• TO DO: Scan the entries for the string "porosity" and give the number of lines that have it, nothing further.

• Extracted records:
______

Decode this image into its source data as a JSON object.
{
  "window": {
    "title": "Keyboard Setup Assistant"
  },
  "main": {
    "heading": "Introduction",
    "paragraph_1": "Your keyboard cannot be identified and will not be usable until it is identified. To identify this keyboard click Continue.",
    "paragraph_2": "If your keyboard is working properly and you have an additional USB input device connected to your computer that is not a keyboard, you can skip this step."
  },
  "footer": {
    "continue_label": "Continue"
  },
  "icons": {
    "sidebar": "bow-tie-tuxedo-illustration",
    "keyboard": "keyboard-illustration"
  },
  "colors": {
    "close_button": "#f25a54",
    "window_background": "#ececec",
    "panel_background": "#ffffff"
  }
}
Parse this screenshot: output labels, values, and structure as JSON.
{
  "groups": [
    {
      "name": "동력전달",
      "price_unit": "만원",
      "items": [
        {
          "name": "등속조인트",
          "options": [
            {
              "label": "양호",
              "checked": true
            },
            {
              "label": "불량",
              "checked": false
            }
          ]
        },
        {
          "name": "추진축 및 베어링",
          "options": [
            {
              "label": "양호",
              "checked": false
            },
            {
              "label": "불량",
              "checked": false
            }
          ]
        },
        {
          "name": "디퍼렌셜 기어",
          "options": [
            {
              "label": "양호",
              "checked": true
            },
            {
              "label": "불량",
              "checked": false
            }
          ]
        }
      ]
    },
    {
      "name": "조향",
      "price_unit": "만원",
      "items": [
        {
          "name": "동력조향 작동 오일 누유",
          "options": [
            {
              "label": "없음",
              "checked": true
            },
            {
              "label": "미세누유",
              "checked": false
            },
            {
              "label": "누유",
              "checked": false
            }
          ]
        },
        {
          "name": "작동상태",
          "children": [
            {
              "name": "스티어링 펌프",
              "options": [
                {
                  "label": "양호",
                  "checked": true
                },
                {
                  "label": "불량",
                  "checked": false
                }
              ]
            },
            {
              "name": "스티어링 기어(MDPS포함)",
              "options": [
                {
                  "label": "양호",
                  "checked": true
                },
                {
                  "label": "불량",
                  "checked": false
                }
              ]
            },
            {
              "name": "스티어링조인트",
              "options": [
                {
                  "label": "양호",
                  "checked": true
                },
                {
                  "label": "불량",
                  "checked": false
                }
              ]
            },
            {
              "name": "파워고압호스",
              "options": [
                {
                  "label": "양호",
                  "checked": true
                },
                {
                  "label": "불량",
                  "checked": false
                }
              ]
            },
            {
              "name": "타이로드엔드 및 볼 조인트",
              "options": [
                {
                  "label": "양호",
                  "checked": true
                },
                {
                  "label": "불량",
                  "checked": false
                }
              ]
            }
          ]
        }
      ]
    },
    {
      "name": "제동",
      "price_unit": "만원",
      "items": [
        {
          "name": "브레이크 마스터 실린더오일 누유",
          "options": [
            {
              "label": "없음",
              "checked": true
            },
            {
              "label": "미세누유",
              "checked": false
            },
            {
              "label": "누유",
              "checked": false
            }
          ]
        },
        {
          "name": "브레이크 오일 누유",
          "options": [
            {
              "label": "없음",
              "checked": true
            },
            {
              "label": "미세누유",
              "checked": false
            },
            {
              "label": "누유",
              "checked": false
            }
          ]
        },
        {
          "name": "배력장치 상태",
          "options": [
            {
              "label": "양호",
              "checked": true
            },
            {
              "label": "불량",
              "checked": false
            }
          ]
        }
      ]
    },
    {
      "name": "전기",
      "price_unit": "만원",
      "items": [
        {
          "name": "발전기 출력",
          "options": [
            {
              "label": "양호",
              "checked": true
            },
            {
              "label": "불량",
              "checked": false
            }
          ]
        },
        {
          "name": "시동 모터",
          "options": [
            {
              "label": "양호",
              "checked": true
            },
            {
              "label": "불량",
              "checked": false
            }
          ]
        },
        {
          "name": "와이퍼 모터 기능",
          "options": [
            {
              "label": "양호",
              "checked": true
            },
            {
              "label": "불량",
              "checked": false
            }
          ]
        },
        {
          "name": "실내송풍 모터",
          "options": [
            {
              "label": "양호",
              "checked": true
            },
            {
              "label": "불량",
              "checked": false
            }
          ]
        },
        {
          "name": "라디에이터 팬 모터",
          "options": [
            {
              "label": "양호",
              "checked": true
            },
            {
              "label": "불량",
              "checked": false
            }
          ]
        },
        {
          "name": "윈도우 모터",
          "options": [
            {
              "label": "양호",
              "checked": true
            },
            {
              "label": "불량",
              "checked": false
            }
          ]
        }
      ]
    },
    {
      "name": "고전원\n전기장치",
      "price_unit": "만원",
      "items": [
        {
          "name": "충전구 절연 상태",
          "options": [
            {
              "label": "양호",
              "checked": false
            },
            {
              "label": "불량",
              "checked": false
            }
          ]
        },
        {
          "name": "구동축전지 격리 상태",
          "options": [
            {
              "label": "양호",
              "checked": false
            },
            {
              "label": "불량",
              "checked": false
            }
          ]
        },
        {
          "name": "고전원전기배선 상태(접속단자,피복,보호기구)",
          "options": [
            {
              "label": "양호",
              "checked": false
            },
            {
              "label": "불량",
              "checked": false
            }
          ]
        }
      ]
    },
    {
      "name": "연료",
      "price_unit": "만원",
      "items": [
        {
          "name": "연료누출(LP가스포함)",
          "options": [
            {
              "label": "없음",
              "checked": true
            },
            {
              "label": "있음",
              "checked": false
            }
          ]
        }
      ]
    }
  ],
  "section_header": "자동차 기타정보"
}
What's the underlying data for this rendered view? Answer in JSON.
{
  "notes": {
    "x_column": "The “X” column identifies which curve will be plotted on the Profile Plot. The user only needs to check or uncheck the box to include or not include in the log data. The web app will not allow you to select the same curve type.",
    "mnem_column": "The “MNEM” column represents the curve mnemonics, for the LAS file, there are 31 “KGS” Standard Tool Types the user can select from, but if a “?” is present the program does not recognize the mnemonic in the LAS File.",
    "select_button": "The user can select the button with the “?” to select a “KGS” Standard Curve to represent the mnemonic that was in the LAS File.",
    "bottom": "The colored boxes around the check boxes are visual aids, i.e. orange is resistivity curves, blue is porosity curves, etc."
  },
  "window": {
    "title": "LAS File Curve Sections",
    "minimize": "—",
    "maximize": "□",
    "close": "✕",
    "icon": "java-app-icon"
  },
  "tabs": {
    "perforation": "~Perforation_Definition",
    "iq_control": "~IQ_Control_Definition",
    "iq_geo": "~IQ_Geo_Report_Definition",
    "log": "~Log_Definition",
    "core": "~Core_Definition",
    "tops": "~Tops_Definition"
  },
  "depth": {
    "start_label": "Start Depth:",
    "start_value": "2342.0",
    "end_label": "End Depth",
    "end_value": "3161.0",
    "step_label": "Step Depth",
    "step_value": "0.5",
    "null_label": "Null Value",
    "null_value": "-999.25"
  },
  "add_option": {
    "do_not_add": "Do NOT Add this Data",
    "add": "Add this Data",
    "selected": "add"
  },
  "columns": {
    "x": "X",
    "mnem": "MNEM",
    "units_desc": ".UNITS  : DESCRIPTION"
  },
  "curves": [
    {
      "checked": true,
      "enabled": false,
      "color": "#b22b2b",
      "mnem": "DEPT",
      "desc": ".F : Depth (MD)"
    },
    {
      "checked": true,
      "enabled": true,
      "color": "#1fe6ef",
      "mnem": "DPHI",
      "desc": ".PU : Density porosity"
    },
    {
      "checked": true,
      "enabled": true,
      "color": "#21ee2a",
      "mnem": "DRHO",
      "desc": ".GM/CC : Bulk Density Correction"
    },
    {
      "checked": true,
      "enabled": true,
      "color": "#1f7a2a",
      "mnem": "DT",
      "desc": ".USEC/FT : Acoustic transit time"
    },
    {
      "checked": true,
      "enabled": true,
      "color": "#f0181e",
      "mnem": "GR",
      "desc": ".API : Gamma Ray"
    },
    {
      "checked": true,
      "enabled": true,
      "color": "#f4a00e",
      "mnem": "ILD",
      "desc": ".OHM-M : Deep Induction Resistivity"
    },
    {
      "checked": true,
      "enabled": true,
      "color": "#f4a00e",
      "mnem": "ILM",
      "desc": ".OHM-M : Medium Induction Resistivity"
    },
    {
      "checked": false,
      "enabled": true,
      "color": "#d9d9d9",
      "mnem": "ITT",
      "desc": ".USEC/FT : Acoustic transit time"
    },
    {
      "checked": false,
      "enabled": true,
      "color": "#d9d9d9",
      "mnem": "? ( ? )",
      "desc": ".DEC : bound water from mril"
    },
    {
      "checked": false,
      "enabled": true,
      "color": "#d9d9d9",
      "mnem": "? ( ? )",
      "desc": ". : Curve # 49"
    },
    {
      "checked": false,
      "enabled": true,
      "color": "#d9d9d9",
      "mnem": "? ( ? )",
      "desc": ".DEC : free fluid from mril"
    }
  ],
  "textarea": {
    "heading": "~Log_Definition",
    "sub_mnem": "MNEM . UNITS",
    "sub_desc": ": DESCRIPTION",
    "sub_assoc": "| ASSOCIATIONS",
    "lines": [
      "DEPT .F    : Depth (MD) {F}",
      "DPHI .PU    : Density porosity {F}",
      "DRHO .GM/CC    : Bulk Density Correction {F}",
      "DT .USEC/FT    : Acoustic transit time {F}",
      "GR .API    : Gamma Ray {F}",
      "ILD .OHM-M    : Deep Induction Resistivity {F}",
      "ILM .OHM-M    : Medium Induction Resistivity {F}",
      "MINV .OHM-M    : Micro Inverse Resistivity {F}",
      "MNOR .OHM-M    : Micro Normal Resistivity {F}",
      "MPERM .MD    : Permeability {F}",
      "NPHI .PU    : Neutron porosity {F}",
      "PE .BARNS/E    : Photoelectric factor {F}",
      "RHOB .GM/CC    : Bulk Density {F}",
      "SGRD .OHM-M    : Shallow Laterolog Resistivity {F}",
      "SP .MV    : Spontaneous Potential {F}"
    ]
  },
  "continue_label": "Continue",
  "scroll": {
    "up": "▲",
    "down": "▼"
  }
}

______

• SOLVED EXERCISE: 4